#### Materials provided
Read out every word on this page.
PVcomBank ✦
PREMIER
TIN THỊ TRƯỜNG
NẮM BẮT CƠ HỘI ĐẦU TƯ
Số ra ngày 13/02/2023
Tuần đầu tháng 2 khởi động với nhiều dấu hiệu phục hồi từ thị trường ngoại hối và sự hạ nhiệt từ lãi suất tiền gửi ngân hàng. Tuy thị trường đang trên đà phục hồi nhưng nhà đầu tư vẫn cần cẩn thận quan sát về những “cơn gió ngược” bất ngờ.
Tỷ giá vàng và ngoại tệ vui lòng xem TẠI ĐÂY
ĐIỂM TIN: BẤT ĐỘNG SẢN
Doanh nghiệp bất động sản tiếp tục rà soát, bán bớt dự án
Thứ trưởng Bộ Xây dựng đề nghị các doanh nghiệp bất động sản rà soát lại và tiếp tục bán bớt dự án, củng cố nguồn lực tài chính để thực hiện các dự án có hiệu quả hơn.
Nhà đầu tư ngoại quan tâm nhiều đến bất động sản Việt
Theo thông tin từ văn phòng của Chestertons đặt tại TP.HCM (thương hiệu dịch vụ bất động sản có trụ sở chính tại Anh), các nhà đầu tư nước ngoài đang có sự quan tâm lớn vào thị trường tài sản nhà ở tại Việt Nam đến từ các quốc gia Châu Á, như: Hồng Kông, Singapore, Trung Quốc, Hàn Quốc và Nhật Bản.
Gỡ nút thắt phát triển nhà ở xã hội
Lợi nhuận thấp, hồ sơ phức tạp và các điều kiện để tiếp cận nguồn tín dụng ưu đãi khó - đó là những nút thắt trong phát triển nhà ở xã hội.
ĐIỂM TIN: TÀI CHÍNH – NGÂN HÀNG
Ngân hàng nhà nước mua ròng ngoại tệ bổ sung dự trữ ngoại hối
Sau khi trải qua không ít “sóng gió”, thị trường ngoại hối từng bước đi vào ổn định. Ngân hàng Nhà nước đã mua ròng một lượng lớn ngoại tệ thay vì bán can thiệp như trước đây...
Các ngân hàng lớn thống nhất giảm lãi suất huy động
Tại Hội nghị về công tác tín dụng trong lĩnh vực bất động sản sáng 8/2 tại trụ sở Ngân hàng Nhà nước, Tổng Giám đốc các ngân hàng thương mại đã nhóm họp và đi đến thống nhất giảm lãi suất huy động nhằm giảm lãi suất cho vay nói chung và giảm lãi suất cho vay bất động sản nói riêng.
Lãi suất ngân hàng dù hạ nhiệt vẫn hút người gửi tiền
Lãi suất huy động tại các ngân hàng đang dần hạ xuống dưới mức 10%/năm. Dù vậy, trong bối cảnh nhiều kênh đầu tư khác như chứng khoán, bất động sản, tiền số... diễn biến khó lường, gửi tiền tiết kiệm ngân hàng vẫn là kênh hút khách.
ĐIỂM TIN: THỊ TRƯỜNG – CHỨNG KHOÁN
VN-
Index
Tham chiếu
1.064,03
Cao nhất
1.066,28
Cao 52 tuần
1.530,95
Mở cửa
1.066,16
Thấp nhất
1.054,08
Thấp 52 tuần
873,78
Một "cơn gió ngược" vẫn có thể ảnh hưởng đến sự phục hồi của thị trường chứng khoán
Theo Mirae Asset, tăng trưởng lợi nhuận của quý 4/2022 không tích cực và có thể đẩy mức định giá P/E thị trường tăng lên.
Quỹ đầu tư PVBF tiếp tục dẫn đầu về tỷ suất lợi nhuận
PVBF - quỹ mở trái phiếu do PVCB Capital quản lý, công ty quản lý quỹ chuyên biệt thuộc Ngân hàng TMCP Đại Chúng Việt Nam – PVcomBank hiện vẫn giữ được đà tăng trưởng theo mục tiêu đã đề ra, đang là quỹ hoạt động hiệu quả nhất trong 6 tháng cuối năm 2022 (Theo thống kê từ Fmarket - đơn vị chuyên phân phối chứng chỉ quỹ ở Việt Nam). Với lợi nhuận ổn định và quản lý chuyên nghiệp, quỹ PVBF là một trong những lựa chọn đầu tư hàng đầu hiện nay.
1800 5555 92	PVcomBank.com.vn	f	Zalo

#### What the task requires
Scan the material line by line and report each one that contains "nhiệt".

#### Answer for the task
Tuần đầu tháng 2 khởi động với nhiều dấu hiệu phục hồi từ thị trường ngoại hối và sự hạ nhiệt từ lãi suất tiền gửi ngân hàng. Tuy thị trường đang trên đà phục hồi nhưng nhà đầu tư vẫn cần cẩn thận quan sát về những “cơn gió ngược” bất ngờ.
Lãi suất ngân hàng dù hạ nhiệt vẫn hút người gửi tiền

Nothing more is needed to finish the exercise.